Stored data
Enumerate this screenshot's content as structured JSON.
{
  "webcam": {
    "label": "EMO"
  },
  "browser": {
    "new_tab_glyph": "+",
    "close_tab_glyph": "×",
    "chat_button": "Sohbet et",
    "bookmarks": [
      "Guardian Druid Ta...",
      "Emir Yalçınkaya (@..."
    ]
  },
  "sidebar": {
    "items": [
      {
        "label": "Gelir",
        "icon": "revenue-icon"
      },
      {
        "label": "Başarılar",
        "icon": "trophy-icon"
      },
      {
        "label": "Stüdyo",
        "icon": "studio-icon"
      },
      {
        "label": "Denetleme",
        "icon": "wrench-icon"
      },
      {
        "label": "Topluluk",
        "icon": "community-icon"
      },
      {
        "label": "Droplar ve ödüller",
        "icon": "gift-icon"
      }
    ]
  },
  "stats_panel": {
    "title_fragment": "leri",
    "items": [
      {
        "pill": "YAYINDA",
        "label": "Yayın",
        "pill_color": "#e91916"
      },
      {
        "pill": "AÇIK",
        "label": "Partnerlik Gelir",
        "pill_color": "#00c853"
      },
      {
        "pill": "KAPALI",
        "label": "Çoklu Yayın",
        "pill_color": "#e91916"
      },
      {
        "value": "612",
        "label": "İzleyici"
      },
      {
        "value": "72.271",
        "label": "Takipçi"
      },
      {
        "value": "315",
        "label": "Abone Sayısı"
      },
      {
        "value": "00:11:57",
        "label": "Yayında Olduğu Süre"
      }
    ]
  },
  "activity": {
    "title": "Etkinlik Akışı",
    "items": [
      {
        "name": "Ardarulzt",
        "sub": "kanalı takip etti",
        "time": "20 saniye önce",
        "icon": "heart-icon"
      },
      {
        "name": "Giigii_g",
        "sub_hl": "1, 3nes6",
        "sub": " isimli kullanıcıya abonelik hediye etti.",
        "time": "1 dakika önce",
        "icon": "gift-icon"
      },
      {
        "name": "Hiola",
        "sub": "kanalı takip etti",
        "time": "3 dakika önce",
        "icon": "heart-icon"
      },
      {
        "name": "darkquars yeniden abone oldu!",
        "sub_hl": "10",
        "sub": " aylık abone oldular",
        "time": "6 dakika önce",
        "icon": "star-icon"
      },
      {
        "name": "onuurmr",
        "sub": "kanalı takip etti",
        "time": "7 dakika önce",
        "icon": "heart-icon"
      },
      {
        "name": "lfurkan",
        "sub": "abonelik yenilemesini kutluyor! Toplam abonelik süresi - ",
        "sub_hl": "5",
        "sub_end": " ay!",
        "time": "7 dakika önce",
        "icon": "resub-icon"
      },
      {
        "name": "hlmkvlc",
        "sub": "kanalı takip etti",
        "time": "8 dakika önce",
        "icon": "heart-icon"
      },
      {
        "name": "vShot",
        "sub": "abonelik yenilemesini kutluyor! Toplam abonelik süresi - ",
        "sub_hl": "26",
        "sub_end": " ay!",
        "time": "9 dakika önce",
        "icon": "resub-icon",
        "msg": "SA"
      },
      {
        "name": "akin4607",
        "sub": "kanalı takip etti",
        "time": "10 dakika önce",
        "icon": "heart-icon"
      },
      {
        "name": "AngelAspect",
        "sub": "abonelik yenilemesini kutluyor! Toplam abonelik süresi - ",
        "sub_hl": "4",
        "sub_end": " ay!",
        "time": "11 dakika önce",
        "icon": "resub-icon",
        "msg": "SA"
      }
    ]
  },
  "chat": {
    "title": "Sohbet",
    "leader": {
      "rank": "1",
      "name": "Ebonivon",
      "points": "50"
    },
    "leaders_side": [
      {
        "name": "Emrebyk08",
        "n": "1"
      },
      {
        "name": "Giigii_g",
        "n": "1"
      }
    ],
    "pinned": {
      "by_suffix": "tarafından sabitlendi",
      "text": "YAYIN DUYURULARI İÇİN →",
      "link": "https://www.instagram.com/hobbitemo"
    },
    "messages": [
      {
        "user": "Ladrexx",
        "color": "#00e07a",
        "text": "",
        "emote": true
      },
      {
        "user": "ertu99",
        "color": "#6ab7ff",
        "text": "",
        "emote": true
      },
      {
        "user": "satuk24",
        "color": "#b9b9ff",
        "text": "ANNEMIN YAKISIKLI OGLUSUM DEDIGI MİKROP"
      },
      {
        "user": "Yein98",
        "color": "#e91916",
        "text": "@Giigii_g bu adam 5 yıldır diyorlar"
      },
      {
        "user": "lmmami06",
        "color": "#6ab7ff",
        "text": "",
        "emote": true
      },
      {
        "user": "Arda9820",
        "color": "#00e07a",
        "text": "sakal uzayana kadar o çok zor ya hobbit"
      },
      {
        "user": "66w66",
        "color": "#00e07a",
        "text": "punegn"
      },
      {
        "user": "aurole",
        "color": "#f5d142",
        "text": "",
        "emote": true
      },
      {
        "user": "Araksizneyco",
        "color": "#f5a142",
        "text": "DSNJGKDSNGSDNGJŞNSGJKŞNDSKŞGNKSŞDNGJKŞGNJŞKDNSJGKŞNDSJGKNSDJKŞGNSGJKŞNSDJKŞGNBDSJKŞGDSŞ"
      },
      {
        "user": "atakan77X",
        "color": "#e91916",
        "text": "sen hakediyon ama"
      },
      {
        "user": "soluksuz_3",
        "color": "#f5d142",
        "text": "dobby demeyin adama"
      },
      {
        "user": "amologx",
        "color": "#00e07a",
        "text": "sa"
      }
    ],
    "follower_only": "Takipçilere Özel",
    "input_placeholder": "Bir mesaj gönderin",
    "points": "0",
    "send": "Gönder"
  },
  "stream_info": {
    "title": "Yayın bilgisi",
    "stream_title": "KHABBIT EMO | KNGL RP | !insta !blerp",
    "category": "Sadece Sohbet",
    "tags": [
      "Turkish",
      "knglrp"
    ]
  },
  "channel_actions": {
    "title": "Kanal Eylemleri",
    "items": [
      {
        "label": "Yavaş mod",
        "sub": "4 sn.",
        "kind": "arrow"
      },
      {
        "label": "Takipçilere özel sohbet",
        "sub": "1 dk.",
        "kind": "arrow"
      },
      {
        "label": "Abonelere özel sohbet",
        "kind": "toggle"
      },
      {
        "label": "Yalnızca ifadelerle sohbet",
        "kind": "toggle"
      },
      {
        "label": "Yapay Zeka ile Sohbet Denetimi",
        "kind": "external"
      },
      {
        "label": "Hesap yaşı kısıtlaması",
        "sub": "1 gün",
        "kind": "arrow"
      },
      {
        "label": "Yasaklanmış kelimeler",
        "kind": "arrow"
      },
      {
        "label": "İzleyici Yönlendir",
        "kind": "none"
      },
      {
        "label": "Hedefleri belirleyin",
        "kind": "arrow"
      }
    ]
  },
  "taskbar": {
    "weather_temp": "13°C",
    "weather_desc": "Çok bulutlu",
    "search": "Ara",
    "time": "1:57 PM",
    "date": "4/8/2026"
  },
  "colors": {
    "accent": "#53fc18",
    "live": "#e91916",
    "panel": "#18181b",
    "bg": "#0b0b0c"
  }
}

* [Brief]:
The entries above must be returned in full, exactly as shown.

* [Written reply]:
Enumerate this screenshot's content as structured JSON.
{
  "webcam": {
    "label": "EMO"
  },
  "browser": {
    "new_tab_glyph": "+",
    "close_tab_glyph": "×",
    "chat_button": "Sohbet et",
    "bookmarks": [
      "Guardian Druid Ta...",
      "Emir Yalçınkaya (@..."
    ]
  },
  "sidebar": {
    "items": [
      {
        "label": "Gelir",
        "icon": "revenue-icon"
      },
      {
        "label": "Başarılar",
        "icon": "trophy-icon"
      },
      {
        "label": "Stüdyo",
        "icon": "studio-icon"
      },
      {
        "label": "Denetleme",
        "icon": "wrench-icon"
      },
      {
        "label": "Topluluk",
        "icon": "community-icon"
      },
      {
        "label": "Droplar ve ödüller",
        "icon": "gift-icon"
      }
    ]
  },
  "stats_panel": {
    "title_fragment": "leri",
    "items": [
      {
        "pill": "YAYINDA",
        "label": "Yayın",
        "pill_color": "#e91916"
      },
      {
        "pill": "AÇIK",
        "label": "Partnerlik Gelir",
        "pill_color": "#00c853"
      },
      {
        "pill": "KAPALI",
        "label": "Çoklu Yayın",
        "pill_color": "#e91916"
      },
      {
        "value": "612",
        "label": "İzleyici"
      },
      {
        "value": "72.271",
        "label": "Takipçi"
      },
      {
        "value": "315",
        "label": "Abone Sayısı"
      },
      {
        "value": "00:11:57",
        "label": "Yayında Olduğu Süre"
      }
    ]
  },
  "activity": {
    "title": "Etkinlik Akışı",
    "items": [
      {
        "name": "Ardarulzt",
        "sub": "kanalı takip etti",
        "time": "20 saniye önce",
        "icon": "heart-icon"
      },
      {
        "name": "Giigii_g",
        "sub_hl": "1, 3nes6",
        "sub": " isimli kullanıcıya abonelik hediye etti.",
        "time": "1 dakika önce",
        "icon": "gift-icon"
      },
      {
        "name": "Hiola",
        "sub": "kanalı takip etti",
        "time": "3 dakika önce",
        "icon": "heart-icon"
      },
      {
        "name": "darkquars yeniden abone oldu!",
        "sub_hl": "10",
        "sub": " aylık abone oldular",
        "time": "6 dakika önce",
        "icon": "star-icon"
      },
      {
        "name": "onuurmr",
        "sub": "kanalı takip etti",
        "time": "7 dakika önce",
        "icon": "heart-icon"
      },
      {
        "name": "lfurkan",
        "sub": "abonelik yenilemesini kutluyor! Toplam abonelik süresi - ",
        "sub_hl": "5",
        "sub_end": " ay!",
        "time": "7 dakika önce",
        "icon": "resub-icon"
      },
      {
        "name": "hlmkvlc",
        "sub": "kanalı takip etti",
        "time": "8 dakika önce",
        "icon": "heart-icon"
      },
      {
        "name": "vShot",
        "sub": "abonelik yenilemesini kutluyor! Toplam abonelik süresi - ",
        "sub_hl": "26",
        "sub_end": " ay!",
        "time": "9 dakika önce",
        "icon": "resub-icon",
        "msg": "SA"
      },
      {
        "name": "akin4607",
        "sub": "kanalı takip etti",
        "time": "10 dakika önce",
        "icon": "heart-icon"
      },
      {
        "name": "AngelAspect",
        "sub": "abonelik yenilemesini kutluyor! Toplam abonelik süresi - ",
        "sub_hl": "4",
        "sub_end": " ay!",
        "time": "11 dakika önce",
        "icon": "resub-icon",
        "msg": "SA"
      }
    ]
  },
  "chat": {
    "title": "Sohbet",
    "leader": {
      "rank": "1",
      "name": "Ebonivon",
      "points": "50"
    },
    "leaders_side": [
      {
        "name": "Emrebyk08",
        "n": "1"
      },
      {
        "name": "Giigii_g",
        "n": "1"
      }
    ],
    "pinned": {
      "by_suffix": "tarafından sabitlendi",
      "text": "YAYIN DUYURULARI İÇİN →",
      "link": "https://www.instagram.com/hobbitemo"
    },
    "messages": [
      {
        "user": "Ladrexx",
        "color": "#00e07a",
        "text": "",
        "emote": true
      },
      {
        "user": "ertu99",
        "color": "#6ab7ff",
        "text": "",
        "emote": true
      },
      {
        "user": "satuk24",
        "color": "#b9b9ff",
        "text": "ANNEMIN YAKISIKLI OGLUSUM DEDIGI MİKROP"
      },
      {
        "user": "Yein98",
        "color": "#e91916",
        "text": "@Giigii_g bu adam 5 yıldır diyorlar"
      },
      {
        "user": "lmmami06",
        "color": "#6ab7ff",
        "text": "",
        "emote": true
      },
      {
        "user": "Arda9820",
        "color": "#00e07a",
        "text": "sakal uzayana kadar o çok zor ya hobbit"
      },
      {
        "user": "66w66",
        "color": "#00e07a",
        "text": "punegn"
      },
      {
        "user": "aurole",
        "color": "#f5d142",
        "text": "",
        "emote": true
      },
      {
        "user": "Araksizneyco",
        "color": "#f5a142",
        "text": "DSNJGKDSNGSDNGJŞNSGJKŞNDSKŞGNKSŞDNGJKŞGNJŞKDNSJGKŞNDSJGKNSDJKŞGNSGJKŞNSDJKŞGNBDSJKŞGDSŞ"
      },
      {
        "user": "atakan77X",
        "color": "#e91916",
        "text": "sen hakediyon ama"
      },
      {
        "user": "soluksuz_3",
        "color": "#f5d142",
        "text": "dobby demeyin adama"
      },
      {
        "user": "amologx",
        "color": "#00e07a",
        "text": "sa"
      }
    ],
    "follower_only": "Takipçilere Özel",
    "input_placeholder": "Bir mesaj gönderin",
    "points": "0",
    "send": "Gönder"
  },
  "stream_info": {
    "title": "Yayın bilgisi",
    "stream_title": "KHABBIT EMO | KNGL RP | !insta !blerp",
    "category": "Sadece Sohbet",
    "tags": [
      "Turkish",
      "knglrp"
    ]
  },
  "channel_actions": {
    "title": "Kanal Eylemleri",
    "items": [
      {
        "label": "Yavaş mod",
        "sub": "4 sn.",
        "kind": "arrow"
      },
      {
        "label": "Takipçilere özel sohbet",
        "sub": "1 dk.",
        "kind": "arrow"
      },
      {
        "label": "Abonelere özel sohbet",
        "kind": "toggle"
      },
      {
        "label": "Yalnızca ifadelerle sohbet",
        "kind": "toggle"
      },
      {
        "label": "Yapay Zeka ile Sohbet Denetimi",
        "kind": "external"
      },
      {
        "label": "Hesap yaşı kısıtlaması",
        "sub": "1 gün",
        "kind": "arrow"
      },
      {
        "label": "Yasaklanmış kelimeler",
        "kind": "arrow"
      },
      {
        "label": "İzleyici Yönlendir",
        "kind": "none"
      },
      {
        "label": "Hedefleri belirleyin",
        "kind": "arrow"
      }
    ]
  },
  "taskbar": {
    "weather_temp": "13°C",
    "weather_desc": "Çok bulutlu",
    "search": "Ara",
    "time": "1:57 PM",
    "date": "4/8/2026"
  },
  "colors": {
    "accent": "#53fc18",
    "live": "#e91916",
    "panel": "#18181b",
    "bg": "#0b0b0c"
  }
}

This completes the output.